> [WORK REQUIRED]
Filter the entries and keep only the lines where the string "more" appears.

> [Data excerpts]
───
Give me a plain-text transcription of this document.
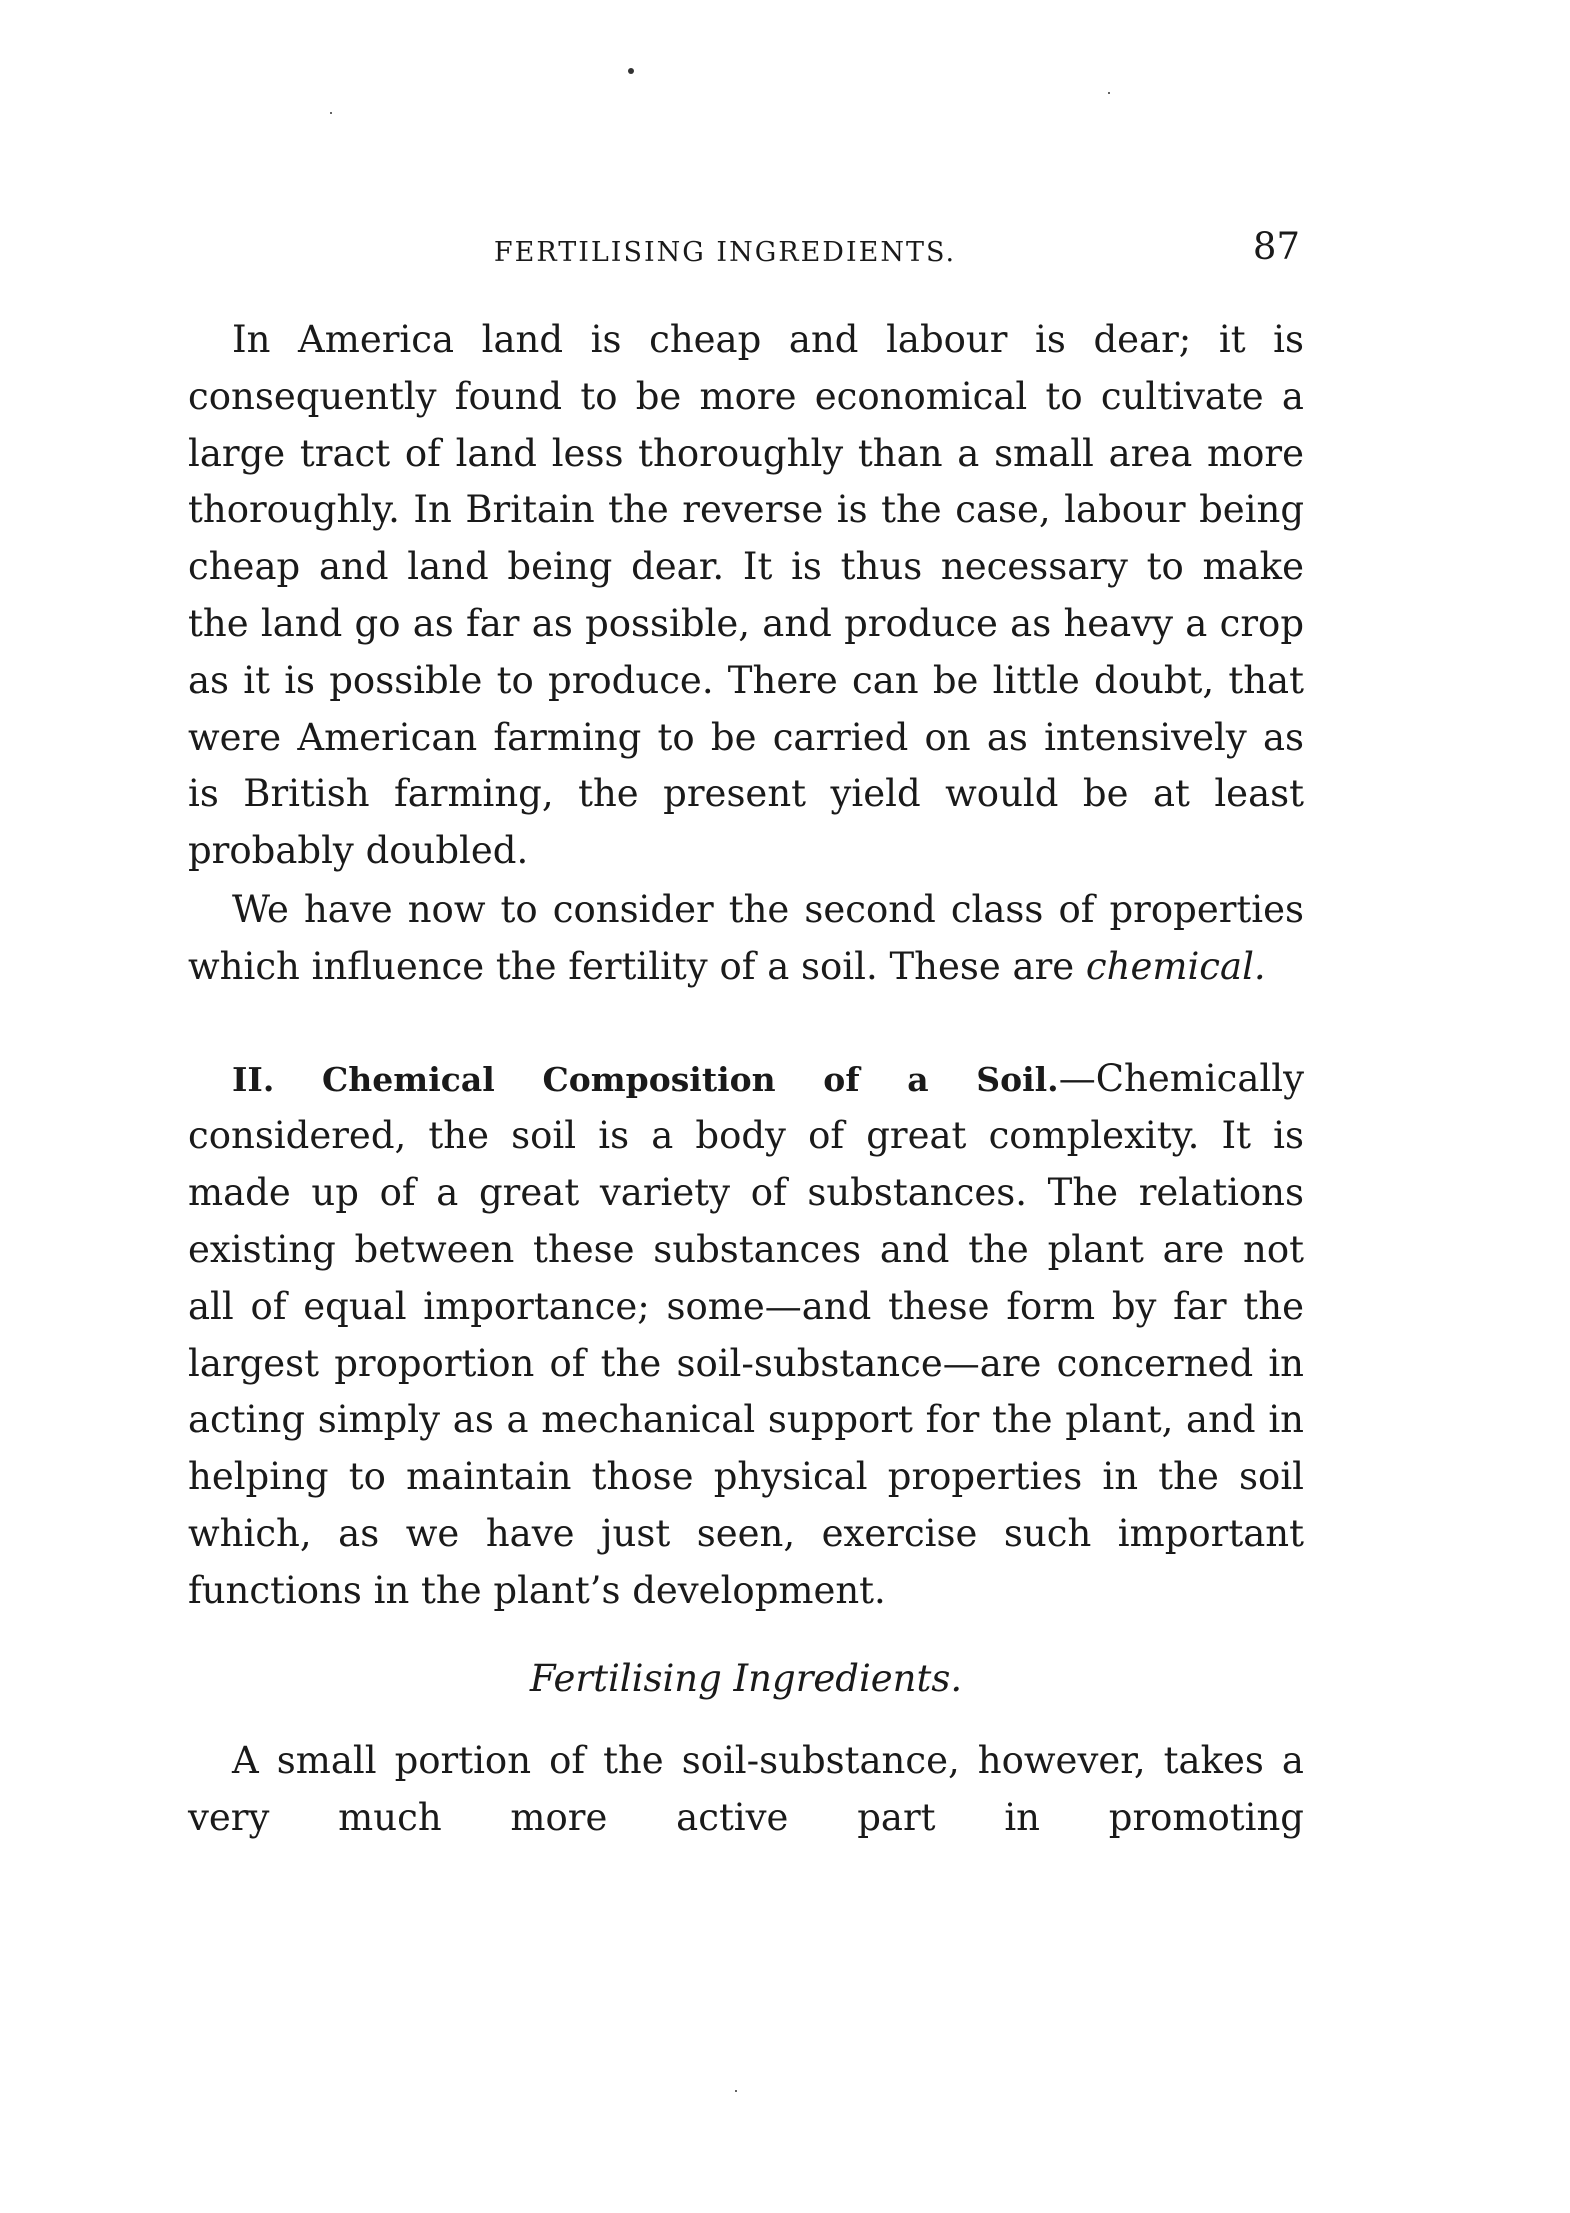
FERTILISING INGREDIENTS.	87

In America land is cheap and labour is dear; it is consequently found to be more economical to cultivate a large tract of land less thoroughly than a small area more thoroughly. In Britain the reverse is the case, labour being cheap and land being dear. It is thus necessary to make the land go as far as possible, and produce as heavy a crop as it is possible to produce. There can be little doubt, that were American farming to be carried on as intensively as is British farming, the present yield would be at least probably doubled.

We have now to consider the second class of properties which influence the fertility of a soil. These are chemical.

II. Chemical Composition of a Soil.—Chemically considered, the soil is a body of great complexity. It is made up of a great variety of substances. The relations existing between these substances and the plant are not all of equal importance; some—and these form by far the largest proportion of the soil-substance—are concerned in acting simply as a mechanical support for the plant, and in helping to maintain those physical properties in the soil which, as we have just seen, exercise such important functions in the plant’s development.

Fertilising Ingredients.

A small portion of the soil-substance, however, takes a very much more active part in promoting
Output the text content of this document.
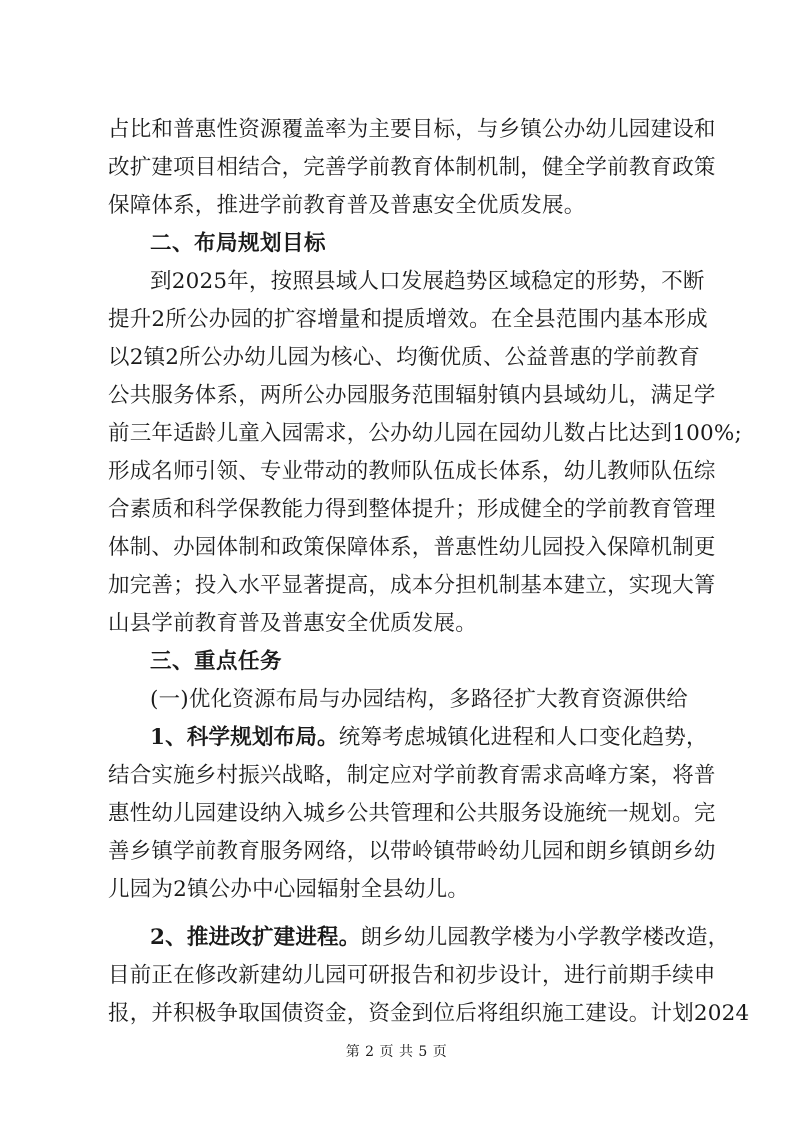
占比和普惠性资源覆盖率为主要目标，与乡镇公办幼儿园建设和
改扩建项目相结合，完善学前教育体制机制，健全学前教育政策
保障体系，推进学前教育普及普惠安全优质发展。
二、布局规划目标
到2025年，按照县域人口发展趋势区域稳定的形势，不断
提升2所公办园的扩容增量和提质增效。在全县范围内基本形成
以2镇2所公办幼儿园为核心、均衡优质、公益普惠的学前教育
公共服务体系，两所公办园服务范围辐射镇内县域幼儿，满足学
前三年适龄儿童入园需求，公办幼儿园在园幼儿数占比达到100%;
形成名师引领、专业带动的教师队伍成长体系，幼儿教师队伍综
合素质和科学保教能力得到整体提升；形成健全的学前教育管理
体制、办园体制和政策保障体系，普惠性幼儿园投入保障机制更
加完善；投入水平显著提高，成本分担机制基本建立，实现大箐
山县学前教育普及普惠安全优质发展。
三、重点任务
(一)优化资源布局与办园结构，多路径扩大教育资源供给
1、科学规划布局。统筹考虑城镇化进程和人口变化趋势，
结合实施乡村振兴战略，制定应对学前教育需求高峰方案，将普
惠性幼儿园建设纳入城乡公共管理和公共服务设施统一规划。完
善乡镇学前教育服务网络，以带岭镇带岭幼儿园和朗乡镇朗乡幼
儿园为2镇公办中心园辐射全县幼儿。
2、推进改扩建进程。朗乡幼儿园教学楼为小学教学楼改造，
目前正在修改新建幼儿园可研报告和初步设计，进行前期手续申
报，并积极争取国债资金，资金到位后将组织施工建设。计划2024
第 2 页 共 5 页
───
> [EXERCISE ANSWER]
In America land is cheap and labour is dear; it is consequently found to be more economical to cultivate a large tract of land less thoroughly than a small area more thoroughly. In Britain the reverse is the case, labour being cheap and land being dear. It is thus necessary to make the land go as far as possible, and produce as heavy a crop as it is possible to produce. There can be little doubt, that were American farming to be carried on as intensively as is British farming, the present yield would be at least probably doubled.
A small portion of the soil-substance, however, takes a very much more active part in promoting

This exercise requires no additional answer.